* [WHAT NEEDS TO BE DONE] Write the records out again exactly, leaving no images in.

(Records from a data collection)
────────────────

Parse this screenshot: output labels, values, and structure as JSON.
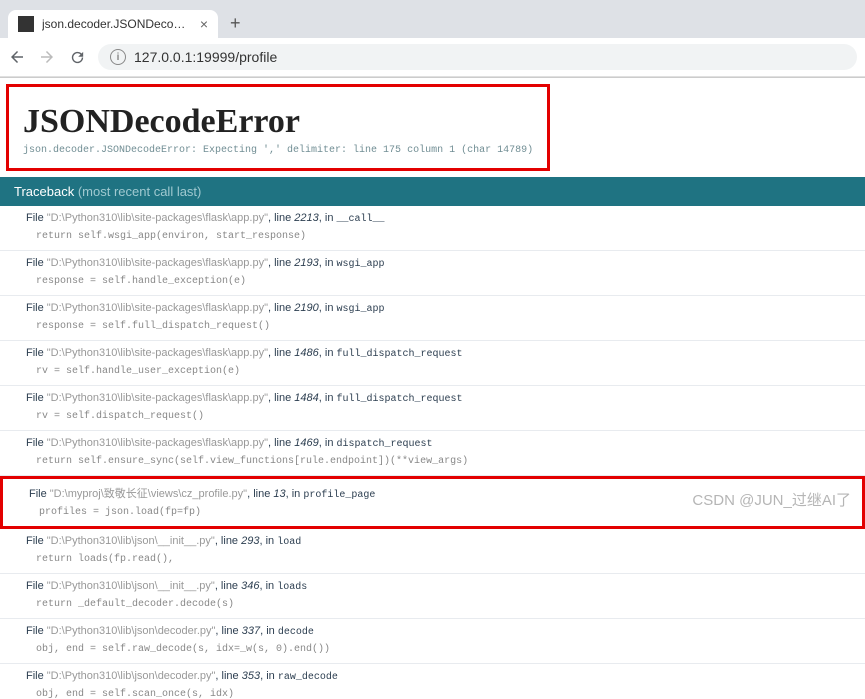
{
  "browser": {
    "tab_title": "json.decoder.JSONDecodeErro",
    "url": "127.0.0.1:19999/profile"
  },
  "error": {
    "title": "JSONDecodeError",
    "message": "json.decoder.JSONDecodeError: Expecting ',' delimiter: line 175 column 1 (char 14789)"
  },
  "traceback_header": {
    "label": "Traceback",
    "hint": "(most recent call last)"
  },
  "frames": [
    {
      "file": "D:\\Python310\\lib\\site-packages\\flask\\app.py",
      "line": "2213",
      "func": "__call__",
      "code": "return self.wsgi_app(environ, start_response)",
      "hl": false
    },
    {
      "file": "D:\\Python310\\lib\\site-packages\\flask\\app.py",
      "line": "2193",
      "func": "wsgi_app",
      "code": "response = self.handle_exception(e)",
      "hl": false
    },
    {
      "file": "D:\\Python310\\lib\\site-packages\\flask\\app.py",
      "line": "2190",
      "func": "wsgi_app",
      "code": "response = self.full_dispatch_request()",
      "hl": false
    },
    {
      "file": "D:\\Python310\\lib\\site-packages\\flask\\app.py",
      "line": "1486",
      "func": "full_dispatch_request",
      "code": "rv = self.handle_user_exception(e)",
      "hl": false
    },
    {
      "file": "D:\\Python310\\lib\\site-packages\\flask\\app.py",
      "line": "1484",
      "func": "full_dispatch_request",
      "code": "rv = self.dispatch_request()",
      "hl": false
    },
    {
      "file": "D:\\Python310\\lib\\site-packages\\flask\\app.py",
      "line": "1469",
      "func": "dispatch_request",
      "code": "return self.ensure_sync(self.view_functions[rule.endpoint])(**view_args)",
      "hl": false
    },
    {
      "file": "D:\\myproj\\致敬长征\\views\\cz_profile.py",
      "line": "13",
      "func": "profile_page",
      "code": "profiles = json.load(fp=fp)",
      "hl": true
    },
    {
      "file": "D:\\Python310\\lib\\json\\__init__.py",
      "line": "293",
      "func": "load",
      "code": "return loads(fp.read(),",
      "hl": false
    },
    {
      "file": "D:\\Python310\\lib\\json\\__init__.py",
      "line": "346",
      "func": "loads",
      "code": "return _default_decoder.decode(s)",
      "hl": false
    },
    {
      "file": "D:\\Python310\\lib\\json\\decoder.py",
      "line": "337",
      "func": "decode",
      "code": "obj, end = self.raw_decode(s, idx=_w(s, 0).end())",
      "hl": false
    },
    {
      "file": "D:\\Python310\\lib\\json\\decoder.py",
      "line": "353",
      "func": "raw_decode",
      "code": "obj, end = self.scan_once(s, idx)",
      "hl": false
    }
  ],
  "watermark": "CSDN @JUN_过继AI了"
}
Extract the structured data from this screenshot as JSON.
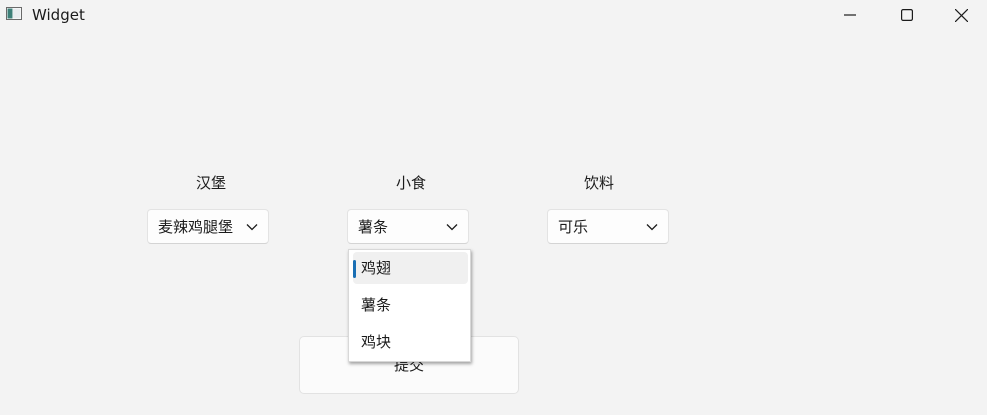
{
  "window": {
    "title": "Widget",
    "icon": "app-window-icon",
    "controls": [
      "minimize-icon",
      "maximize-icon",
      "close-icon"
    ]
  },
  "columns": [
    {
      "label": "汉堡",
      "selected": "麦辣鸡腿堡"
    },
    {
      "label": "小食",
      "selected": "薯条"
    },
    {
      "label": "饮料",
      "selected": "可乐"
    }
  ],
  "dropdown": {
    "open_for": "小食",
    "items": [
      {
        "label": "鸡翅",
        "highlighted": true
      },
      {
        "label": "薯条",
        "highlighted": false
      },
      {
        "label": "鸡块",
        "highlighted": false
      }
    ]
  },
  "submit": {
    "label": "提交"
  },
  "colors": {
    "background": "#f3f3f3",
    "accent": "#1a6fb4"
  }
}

────────────────

* [FULL RESPONSE]
Parse this screenshot: output labels, values, and structure as JSON.
{
  "browser": {
    "tab_title": "json.decoder.JSONDecodeErro",
    "url": "127.0.0.1:19999/profile"
  },
  "error": {
    "title": "JSONDecodeError",
    "message": "json.decoder.JSONDecodeError: Expecting ',' delimiter: line 175 column 1 (char 14789)"
  },
  "traceback_header": {
    "label": "Traceback",
    "hint": "(most recent call last)"
  },
  "frames": [
    {
      "file": "D:\\Python310\\lib\\site-packages\\flask\\app.py",
      "line": "2213",
      "func": "__call__",
      "code": "return self.wsgi_app(environ, start_response)",
      "hl": false
    },
    {
      "file": "D:\\Python310\\lib\\site-packages\\flask\\app.py",
      "line": "2193",
      "func": "wsgi_app",
      "code": "response = self.handle_exception(e)",
      "hl": false
    },
    {
      "file": "D:\\Python310\\lib\\site-packages\\flask\\app.py",
      "line": "2190",
      "func": "wsgi_app",
      "code": "response = self.full_dispatch_request()",
      "hl": false
    },
    {
      "file": "D:\\Python310\\lib\\site-packages\\flask\\app.py",
      "line": "1486",
      "func": "full_dispatch_request",
      "code": "rv = self.handle_user_exception(e)",
      "hl": false
    },
    {
      "file": "D:\\Python310\\lib\\site-packages\\flask\\app.py",
      "line": "1484",
      "func": "full_dispatch_request",
      "code": "rv = self.dispatch_request()",
      "hl": false
    },
    {
      "file": "D:\\Python310\\lib\\site-packages\\flask\\app.py",
      "line": "1469",
      "func": "dispatch_request",
      "code": "return self.ensure_sync(self.view_functions[rule.endpoint])(**view_args)",
      "hl": false
    },
    {
      "file": "D:\\myproj\\致敬长征\\views\\cz_profile.py",
      "line": "13",
      "func": "profile_page",
      "code": "profiles = json.load(fp=fp)",
      "hl": true
    },
    {
      "file": "D:\\Python310\\lib\\json\\__init__.py",
      "line": "293",
      "func": "load",
      "code": "return loads(fp.read(),",
      "hl": false
    },
    {
      "file": "D:\\Python310\\lib\\json\\__init__.py",
      "line": "346",
      "func": "loads",
      "code": "return _default_decoder.decode(s)",
      "hl": false
    },
    {
      "file": "D:\\Python310\\lib\\json\\decoder.py",
      "line": "337",
      "func": "decode",
      "code": "obj, end = self.raw_decode(s, idx=_w(s, 0).end())",
      "hl": false
    },
    {
      "file": "D:\\Python310\\lib\\json\\decoder.py",
      "line": "353",
      "func": "raw_decode",
      "code": "obj, end = self.scan_once(s, idx)",
      "hl": false
    }
  ],
  "watermark": "CSDN @JUN_过继AI了"
}
Extract the structured data from this screenshot as JSON.
{
  "window": {
    "title": "Widget",
    "icon": "app-window-icon",
    "controls": [
      "minimize-icon",
      "maximize-icon",
      "close-icon"
    ]
  },
  "columns": [
    {
      "label": "汉堡",
      "selected": "麦辣鸡腿堡"
    },
    {
      "label": "小食",
      "selected": "薯条"
    },
    {
      "label": "饮料",
      "selected": "可乐"
    }
  ],
  "dropdown": {
    "open_for": "小食",
    "items": [
      {
        "label": "鸡翅",
        "highlighted": true
      },
      {
        "label": "薯条",
        "highlighted": false
      },
      {
        "label": "鸡块",
        "highlighted": false
      }
    ]
  },
  "submit": {
    "label": "提交"
  },
  "colors": {
    "background": "#f3f3f3",
    "accent": "#1a6fb4"
  }
}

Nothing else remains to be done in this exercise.